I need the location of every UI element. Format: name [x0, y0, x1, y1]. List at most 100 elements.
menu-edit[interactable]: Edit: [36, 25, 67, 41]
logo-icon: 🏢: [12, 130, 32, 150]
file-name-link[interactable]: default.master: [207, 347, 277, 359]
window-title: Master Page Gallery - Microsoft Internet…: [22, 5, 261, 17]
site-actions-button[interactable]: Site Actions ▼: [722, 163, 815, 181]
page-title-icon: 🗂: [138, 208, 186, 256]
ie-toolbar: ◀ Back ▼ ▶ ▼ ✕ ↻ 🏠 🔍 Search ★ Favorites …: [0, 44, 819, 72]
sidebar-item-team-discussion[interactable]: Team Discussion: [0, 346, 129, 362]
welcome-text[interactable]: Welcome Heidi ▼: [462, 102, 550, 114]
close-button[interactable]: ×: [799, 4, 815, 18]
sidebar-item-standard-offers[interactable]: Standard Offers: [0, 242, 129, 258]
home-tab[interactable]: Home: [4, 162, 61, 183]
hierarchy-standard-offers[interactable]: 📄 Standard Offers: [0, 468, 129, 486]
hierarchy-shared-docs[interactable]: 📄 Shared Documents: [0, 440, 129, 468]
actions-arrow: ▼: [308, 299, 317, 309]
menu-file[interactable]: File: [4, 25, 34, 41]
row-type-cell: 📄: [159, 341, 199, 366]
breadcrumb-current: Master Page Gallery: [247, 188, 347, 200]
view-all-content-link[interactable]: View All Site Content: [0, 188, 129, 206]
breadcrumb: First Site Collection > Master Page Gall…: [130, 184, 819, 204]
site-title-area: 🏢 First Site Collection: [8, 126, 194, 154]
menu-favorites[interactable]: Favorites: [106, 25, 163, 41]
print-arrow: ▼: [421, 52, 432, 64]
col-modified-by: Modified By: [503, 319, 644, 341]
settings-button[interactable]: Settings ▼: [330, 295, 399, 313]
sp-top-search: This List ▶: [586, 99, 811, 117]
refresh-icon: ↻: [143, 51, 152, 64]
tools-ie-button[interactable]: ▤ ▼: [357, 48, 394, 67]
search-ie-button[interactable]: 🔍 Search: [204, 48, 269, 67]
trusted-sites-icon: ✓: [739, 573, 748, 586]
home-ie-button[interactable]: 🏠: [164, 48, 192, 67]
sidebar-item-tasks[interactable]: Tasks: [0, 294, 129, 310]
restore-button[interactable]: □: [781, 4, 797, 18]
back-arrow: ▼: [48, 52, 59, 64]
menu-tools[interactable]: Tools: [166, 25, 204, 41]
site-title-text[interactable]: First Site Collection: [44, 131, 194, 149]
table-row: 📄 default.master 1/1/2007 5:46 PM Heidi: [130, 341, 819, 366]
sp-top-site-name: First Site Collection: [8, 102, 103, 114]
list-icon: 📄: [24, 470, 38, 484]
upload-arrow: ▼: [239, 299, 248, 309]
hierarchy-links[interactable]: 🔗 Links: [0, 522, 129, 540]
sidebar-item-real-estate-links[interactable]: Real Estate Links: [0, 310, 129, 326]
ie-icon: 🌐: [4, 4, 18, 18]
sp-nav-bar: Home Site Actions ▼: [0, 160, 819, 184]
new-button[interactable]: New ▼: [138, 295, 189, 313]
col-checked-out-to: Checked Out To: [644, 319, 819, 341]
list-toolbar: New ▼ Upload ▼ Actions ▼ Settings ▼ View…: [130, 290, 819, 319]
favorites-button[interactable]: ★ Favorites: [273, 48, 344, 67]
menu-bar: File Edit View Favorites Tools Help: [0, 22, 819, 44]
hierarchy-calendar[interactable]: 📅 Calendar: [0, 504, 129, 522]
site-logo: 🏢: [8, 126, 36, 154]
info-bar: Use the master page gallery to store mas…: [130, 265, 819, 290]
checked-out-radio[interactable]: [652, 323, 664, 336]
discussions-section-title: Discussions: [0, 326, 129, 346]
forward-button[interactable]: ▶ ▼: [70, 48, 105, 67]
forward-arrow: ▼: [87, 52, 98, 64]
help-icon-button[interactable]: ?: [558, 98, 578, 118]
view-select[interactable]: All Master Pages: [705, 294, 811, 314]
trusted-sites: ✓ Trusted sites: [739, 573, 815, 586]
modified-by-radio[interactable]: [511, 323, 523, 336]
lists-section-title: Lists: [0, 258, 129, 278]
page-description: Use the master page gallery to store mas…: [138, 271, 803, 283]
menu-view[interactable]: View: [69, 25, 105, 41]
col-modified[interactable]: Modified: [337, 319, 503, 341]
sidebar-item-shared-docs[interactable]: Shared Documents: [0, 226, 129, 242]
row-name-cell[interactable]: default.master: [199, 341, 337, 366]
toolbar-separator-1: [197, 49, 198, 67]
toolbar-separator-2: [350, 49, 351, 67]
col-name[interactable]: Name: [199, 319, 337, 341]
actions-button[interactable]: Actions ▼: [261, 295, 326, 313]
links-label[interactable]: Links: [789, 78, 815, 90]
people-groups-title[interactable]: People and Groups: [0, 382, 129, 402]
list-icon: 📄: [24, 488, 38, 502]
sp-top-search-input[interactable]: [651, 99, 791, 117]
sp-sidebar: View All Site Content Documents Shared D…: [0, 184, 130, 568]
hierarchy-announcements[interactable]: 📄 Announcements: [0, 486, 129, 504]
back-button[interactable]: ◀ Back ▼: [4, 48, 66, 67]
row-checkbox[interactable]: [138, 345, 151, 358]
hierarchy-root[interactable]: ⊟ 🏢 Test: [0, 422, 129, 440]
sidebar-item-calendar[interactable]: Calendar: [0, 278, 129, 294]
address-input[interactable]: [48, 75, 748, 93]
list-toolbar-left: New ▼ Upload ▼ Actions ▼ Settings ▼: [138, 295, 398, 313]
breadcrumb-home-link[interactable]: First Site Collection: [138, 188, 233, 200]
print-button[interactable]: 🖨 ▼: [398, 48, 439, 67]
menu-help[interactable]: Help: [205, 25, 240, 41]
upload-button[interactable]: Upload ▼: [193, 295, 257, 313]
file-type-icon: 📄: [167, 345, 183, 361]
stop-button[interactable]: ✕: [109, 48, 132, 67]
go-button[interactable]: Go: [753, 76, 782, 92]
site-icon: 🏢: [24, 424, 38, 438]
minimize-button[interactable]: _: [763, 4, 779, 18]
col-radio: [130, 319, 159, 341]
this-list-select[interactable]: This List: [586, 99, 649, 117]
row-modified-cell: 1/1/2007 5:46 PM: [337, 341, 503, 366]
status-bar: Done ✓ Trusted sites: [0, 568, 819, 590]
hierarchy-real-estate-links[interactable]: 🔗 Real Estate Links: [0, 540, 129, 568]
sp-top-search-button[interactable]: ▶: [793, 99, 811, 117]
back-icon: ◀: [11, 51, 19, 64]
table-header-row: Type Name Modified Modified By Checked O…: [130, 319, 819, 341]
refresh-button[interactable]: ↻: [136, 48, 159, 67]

----

Prompt: Rewrite the entries as a Markdown table with the columns Number and Entry Line, starting at the first line and ending at the line containing "347, 277, 359]", both included, and omit any blank lines.

Exercise output:
| Number | Entry Line |
|---|---|
| 1 | I need the location of every UI element. Format: name [x0, y0, x1, y1]. List at most 100 elements. |
| 2 | menu-edit[interactable]: Edit: [36, 25, 67, 41] |
| 3 | logo-icon: 🏢: [12, 130, 32, 150] |
| 4 | file-name-link[interactable]: default.master: [207, 347, 277, 359] |